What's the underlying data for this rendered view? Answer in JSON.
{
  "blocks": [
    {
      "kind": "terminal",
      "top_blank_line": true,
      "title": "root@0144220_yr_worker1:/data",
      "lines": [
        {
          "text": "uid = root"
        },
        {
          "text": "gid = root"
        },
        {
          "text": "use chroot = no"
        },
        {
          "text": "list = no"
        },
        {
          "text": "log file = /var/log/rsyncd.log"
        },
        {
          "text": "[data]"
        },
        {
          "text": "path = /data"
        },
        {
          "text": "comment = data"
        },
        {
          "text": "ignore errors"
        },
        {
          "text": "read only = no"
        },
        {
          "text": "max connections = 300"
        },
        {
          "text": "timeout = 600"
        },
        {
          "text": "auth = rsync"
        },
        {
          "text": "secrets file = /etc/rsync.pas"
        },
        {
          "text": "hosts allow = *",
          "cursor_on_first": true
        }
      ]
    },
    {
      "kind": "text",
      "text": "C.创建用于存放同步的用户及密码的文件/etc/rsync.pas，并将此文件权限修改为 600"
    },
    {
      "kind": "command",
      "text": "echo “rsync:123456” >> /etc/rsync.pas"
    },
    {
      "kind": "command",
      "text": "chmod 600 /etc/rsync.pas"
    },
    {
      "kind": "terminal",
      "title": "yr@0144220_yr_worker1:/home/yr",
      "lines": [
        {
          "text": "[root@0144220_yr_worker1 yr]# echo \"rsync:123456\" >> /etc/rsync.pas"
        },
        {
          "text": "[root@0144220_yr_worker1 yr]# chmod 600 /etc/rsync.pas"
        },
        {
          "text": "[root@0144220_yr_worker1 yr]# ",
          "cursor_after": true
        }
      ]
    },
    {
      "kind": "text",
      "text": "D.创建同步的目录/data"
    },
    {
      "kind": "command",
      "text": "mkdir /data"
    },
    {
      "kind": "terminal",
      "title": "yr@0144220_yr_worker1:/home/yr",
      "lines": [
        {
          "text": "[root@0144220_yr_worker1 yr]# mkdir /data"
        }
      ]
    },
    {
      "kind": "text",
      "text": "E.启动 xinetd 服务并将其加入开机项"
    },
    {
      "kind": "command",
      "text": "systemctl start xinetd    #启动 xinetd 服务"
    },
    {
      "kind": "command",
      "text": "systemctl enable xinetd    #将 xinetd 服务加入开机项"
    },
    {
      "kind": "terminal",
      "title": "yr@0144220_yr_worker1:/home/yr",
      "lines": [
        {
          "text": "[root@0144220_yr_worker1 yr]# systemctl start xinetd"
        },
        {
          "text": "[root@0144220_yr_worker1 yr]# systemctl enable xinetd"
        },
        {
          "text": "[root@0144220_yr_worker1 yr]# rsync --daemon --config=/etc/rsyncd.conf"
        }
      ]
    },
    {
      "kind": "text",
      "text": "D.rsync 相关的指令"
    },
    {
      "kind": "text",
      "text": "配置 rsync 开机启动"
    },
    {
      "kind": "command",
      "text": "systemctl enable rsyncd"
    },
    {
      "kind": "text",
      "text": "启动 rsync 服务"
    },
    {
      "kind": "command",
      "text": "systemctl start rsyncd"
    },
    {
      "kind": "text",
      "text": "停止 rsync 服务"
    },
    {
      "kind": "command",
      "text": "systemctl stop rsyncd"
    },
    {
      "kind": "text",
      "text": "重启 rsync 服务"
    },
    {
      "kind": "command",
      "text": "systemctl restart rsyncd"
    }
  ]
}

-- INSTRUCTION --
Filter the listing for the word "data" and copy every line that holds it.

-- FINISHED TASK --
What's the underlying data for this rendered view? Answer in JSON.
      "title": "root@0144220_yr_worker1:/data",
          "text": "[data]"
          "text": "path = /data"
          "text": "comment = data"
      "text": "D.创建同步的目录/data"
      "text": "mkdir /data"
          "text": "[root@0144220_yr_worker1 yr]# mkdir /data"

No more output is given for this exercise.